* [Data entries for graphics]:
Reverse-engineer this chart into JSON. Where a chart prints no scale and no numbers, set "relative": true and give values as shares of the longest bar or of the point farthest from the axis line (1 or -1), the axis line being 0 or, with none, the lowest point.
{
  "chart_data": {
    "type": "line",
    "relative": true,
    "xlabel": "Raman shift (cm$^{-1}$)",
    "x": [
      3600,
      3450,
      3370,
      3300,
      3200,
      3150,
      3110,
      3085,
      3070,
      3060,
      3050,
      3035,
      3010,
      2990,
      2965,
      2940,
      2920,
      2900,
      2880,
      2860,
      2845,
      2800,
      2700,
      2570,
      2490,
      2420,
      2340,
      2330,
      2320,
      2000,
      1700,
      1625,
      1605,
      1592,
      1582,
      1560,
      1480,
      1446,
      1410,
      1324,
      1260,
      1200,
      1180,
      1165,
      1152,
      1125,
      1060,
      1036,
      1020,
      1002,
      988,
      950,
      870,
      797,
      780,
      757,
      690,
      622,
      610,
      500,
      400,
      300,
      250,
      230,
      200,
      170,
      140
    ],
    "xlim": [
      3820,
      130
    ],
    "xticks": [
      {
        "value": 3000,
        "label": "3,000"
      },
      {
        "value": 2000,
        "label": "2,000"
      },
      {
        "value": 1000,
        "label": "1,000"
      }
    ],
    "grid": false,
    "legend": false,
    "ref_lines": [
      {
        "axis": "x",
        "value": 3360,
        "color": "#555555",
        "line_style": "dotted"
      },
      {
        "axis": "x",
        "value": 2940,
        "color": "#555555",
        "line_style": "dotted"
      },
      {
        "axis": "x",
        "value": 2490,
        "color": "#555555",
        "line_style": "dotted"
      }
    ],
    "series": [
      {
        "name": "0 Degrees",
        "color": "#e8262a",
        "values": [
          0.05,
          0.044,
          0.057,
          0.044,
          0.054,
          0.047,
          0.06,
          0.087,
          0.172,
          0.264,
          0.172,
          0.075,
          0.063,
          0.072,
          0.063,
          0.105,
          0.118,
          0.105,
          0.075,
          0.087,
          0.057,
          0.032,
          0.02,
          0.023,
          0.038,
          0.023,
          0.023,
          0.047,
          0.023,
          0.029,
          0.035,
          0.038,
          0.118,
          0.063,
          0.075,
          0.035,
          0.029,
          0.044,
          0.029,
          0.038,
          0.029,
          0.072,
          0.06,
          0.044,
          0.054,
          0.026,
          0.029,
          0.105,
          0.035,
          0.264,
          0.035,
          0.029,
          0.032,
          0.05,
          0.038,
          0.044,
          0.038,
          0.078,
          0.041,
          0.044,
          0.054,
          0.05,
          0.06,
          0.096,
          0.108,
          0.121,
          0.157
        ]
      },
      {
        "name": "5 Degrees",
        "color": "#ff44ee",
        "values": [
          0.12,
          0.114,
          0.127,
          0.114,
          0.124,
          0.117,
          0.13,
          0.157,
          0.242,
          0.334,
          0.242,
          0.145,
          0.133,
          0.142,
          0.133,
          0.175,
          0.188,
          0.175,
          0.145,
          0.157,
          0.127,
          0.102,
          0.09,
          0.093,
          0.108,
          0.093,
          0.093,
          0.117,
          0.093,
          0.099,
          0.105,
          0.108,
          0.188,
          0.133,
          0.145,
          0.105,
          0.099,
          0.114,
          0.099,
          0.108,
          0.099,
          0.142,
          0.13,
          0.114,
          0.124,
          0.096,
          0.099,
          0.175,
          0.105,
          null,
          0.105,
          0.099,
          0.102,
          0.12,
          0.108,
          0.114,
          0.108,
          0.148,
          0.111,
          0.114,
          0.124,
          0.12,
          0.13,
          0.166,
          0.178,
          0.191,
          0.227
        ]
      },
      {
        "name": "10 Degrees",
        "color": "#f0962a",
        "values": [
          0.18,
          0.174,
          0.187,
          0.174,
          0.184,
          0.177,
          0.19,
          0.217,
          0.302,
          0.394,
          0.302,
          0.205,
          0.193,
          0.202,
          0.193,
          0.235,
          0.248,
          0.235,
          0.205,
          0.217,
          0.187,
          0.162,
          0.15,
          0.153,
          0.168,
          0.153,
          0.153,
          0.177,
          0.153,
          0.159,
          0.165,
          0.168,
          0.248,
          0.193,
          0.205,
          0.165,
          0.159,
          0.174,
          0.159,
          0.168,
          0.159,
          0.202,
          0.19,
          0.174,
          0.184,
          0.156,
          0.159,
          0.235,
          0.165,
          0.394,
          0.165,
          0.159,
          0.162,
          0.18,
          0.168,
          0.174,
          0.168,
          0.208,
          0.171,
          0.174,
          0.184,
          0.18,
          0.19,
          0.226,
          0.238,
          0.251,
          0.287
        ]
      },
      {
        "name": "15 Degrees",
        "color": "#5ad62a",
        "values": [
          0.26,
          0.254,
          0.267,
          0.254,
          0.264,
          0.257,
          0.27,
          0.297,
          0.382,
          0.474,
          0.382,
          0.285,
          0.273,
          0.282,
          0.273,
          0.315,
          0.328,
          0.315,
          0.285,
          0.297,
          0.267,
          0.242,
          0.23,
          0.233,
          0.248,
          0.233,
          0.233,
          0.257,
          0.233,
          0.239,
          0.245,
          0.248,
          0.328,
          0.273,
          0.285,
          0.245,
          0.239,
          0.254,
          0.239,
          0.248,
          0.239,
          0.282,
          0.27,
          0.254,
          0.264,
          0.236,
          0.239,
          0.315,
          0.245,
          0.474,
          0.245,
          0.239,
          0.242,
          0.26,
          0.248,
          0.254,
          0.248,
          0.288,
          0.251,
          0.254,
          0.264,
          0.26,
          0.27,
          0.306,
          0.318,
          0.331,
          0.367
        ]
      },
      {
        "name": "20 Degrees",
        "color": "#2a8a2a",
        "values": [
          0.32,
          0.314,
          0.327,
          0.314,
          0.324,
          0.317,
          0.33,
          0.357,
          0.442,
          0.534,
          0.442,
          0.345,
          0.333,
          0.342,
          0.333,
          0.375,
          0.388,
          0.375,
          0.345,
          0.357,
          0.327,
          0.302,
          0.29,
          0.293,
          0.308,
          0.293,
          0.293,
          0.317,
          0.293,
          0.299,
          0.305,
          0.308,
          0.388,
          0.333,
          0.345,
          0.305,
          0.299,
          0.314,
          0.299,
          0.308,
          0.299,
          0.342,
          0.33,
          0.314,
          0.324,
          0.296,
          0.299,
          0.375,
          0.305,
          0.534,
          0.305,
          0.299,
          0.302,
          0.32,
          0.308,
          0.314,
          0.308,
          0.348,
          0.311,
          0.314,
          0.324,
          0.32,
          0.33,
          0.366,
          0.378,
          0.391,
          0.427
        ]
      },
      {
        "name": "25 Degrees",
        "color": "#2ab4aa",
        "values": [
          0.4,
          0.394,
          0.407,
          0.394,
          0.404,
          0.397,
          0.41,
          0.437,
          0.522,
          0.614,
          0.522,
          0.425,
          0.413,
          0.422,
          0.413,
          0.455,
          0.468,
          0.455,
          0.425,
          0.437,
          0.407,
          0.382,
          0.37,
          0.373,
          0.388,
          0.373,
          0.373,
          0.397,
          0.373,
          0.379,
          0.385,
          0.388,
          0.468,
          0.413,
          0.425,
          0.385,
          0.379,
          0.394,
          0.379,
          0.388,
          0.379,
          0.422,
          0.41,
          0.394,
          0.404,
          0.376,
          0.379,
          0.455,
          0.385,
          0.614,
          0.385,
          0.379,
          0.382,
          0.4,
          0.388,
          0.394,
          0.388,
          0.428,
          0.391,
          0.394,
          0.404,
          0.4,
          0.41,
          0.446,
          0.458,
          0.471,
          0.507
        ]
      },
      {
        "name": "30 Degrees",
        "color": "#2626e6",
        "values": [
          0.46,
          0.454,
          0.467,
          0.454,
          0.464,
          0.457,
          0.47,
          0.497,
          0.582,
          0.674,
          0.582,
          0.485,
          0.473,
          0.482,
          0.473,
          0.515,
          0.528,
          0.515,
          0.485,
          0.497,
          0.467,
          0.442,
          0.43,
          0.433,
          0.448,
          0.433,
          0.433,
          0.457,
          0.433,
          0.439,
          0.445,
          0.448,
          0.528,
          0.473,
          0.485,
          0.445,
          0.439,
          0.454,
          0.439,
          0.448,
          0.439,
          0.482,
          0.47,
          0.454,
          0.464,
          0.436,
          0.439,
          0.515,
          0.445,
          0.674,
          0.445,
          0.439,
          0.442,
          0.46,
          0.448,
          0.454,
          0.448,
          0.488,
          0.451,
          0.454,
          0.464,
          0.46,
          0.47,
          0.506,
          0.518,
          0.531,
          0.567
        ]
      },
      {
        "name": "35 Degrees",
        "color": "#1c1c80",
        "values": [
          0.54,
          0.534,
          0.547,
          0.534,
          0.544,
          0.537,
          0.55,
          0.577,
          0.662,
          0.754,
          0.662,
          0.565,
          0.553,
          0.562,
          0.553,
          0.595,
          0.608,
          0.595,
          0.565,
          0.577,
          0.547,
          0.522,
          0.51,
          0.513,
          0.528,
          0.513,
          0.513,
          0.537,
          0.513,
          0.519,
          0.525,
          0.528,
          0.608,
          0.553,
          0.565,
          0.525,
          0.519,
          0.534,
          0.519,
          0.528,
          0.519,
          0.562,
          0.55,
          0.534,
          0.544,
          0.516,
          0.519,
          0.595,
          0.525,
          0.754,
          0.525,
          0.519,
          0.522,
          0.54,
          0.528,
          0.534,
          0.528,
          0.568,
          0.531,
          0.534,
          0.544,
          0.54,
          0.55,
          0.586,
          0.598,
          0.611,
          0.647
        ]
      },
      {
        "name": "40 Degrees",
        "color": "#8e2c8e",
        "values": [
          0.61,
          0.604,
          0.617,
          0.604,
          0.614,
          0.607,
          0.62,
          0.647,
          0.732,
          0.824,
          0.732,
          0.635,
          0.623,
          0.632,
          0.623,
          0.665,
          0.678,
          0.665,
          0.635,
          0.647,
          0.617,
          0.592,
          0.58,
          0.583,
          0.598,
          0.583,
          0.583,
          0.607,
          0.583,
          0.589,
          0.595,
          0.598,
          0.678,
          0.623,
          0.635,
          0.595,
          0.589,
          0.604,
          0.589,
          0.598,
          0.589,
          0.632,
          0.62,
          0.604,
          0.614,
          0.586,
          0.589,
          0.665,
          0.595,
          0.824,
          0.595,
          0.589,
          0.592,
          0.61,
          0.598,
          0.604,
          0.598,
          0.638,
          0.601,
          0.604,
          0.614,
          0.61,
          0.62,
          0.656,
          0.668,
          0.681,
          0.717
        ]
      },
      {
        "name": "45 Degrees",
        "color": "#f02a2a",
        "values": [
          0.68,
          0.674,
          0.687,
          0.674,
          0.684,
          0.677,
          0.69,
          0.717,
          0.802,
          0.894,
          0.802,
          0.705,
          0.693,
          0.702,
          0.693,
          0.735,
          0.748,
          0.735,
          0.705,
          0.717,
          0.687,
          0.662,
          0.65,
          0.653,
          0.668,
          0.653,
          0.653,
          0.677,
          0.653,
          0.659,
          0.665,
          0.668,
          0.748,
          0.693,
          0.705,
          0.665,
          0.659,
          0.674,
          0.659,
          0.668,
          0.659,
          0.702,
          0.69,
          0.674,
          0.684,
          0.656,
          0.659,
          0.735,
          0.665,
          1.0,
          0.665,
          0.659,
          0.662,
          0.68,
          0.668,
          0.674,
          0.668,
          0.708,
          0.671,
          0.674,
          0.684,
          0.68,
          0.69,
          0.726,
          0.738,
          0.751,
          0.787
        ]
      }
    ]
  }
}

* * *

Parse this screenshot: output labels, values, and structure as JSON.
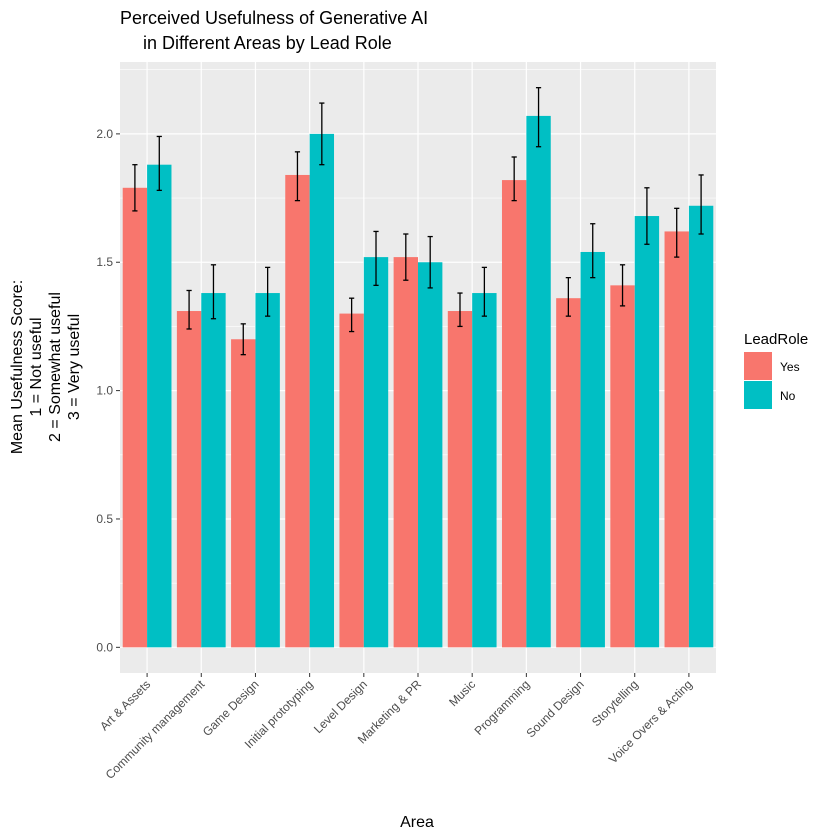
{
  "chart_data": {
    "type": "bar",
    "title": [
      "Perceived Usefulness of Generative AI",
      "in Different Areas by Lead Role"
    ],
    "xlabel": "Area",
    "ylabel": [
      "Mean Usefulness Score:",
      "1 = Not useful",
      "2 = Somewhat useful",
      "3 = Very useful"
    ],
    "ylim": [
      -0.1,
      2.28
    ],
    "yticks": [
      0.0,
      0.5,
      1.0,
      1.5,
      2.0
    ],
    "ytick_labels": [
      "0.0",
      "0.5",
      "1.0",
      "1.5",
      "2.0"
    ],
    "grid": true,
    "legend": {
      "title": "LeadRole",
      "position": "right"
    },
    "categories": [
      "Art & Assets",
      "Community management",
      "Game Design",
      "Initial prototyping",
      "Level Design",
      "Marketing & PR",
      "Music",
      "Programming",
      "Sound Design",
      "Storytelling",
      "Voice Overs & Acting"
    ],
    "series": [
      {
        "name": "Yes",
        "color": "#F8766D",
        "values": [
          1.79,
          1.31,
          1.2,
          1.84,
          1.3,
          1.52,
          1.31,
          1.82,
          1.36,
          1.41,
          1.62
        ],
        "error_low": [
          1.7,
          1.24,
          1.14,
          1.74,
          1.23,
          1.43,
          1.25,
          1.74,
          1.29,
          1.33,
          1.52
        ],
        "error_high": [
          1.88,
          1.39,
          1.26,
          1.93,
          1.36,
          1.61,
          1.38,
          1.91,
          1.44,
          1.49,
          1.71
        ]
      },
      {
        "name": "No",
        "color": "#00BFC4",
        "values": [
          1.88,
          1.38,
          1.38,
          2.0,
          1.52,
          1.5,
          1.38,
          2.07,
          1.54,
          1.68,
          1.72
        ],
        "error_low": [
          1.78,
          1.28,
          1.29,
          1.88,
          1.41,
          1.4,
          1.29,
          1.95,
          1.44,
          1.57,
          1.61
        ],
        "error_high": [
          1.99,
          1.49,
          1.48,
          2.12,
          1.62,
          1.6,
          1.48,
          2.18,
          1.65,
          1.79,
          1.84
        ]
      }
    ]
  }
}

* [WRITTEN REQUEST]:
Count the lines of the material that include the word "Degrees", then report only the total.

* [FULL SOLUTION]:
10